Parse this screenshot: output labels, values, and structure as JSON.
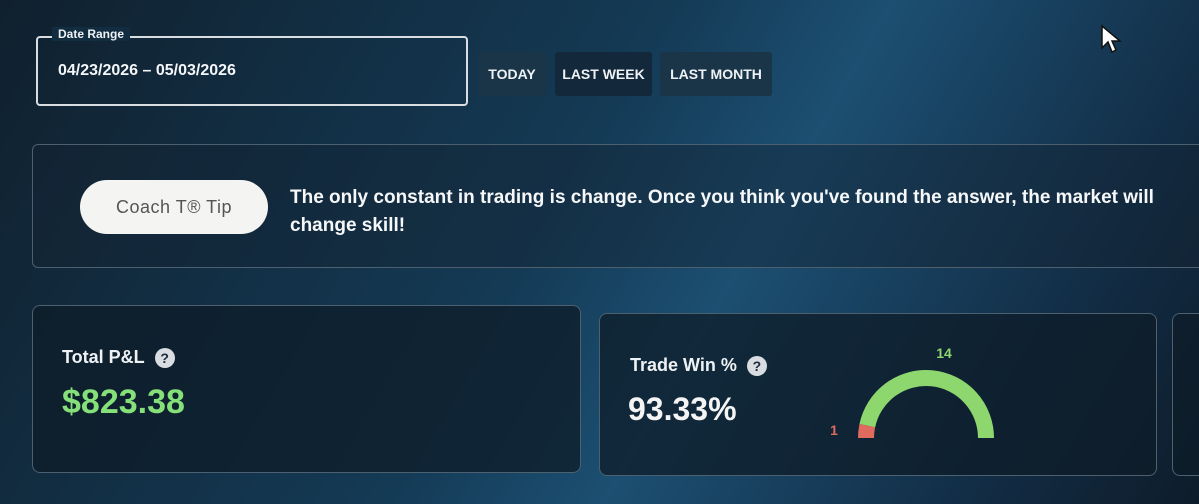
{
  "date_range": {
    "legend": "Date Range",
    "value": "04/23/2026 – 05/03/2026",
    "presets": [
      {
        "label": "TODAY",
        "active": false
      },
      {
        "label": "LAST WEEK",
        "active": true
      },
      {
        "label": "LAST MONTH",
        "active": false
      }
    ]
  },
  "coach_tip": {
    "button_label": "Coach T® Tip",
    "text": "The only constant in trading is change. Once you think you've found the answer, the market will change skill!"
  },
  "stats": {
    "total_pl": {
      "label": "Total P&L",
      "help": "?",
      "value": "$823.38",
      "color": "#86e07a"
    },
    "trade_win": {
      "label": "Trade Win %",
      "help": "?",
      "value": "93.33%",
      "gauge": {
        "wins": 14,
        "losses": 1,
        "win_label": "14",
        "loss_label": "1",
        "win_color": "#8ed66e",
        "loss_color": "#e06a5e"
      }
    }
  }
}
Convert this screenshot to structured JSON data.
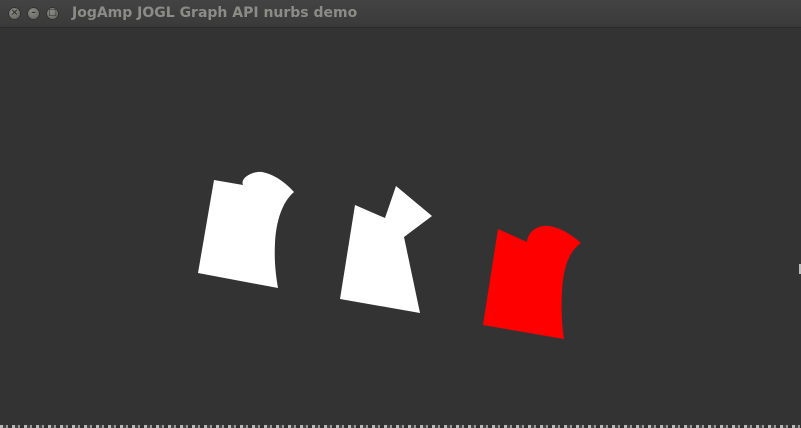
{
  "window": {
    "title": "JogAmp JOGL Graph API nurbs demo",
    "controls": {
      "close_glyph": "×",
      "minimize_glyph": "–",
      "maximize_glyph": "□"
    }
  },
  "scene": {
    "background_color": "#333333",
    "shapes": [
      {
        "name": "nurbs-shape-left",
        "color": "#ffffff"
      },
      {
        "name": "nurbs-shape-middle",
        "color": "#ffffff"
      },
      {
        "name": "nurbs-shape-right",
        "color": "#ff0000"
      }
    ]
  }
}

========

In the copy, include all records verbatim but no images.

Parse this screenshot: output labels, values, and structure as JSON.
{
  "date_range": {
    "legend": "Date Range",
    "value": "04/23/2026 – 05/03/2026",
    "presets": [
      {
        "label": "TODAY",
        "active": false
      },
      {
        "label": "LAST WEEK",
        "active": true
      },
      {
        "label": "LAST MONTH",
        "active": false
      }
    ]
  },
  "coach_tip": {
    "button_label": "Coach T® Tip",
    "text": "The only constant in trading is change. Once you think you've found the answer, the market will change skill!"
  },
  "stats": {
    "total_pl": {
      "label": "Total P&L",
      "help": "?",
      "value": "$823.38",
      "color": "#86e07a"
    },
    "trade_win": {
      "label": "Trade Win %",
      "help": "?",
      "value": "93.33%",
      "gauge": {
        "wins": 14,
        "losses": 1,
        "win_label": "14",
        "loss_label": "1",
        "win_color": "#8ed66e",
        "loss_color": "#e06a5e"
      }
    }
  }
}
Convert this screenshot to structured JSON data.
{
  "window": {
    "title": "JogAmp JOGL Graph API nurbs demo",
    "controls": {
      "close_glyph": "×",
      "minimize_glyph": "–",
      "maximize_glyph": "□"
    }
  },
  "scene": {
    "background_color": "#333333",
    "shapes": [
      {
        "name": "nurbs-shape-left",
        "color": "#ffffff"
      },
      {
        "name": "nurbs-shape-middle",
        "color": "#ffffff"
      },
      {
        "name": "nurbs-shape-right",
        "color": "#ff0000"
      }
    ]
  }
}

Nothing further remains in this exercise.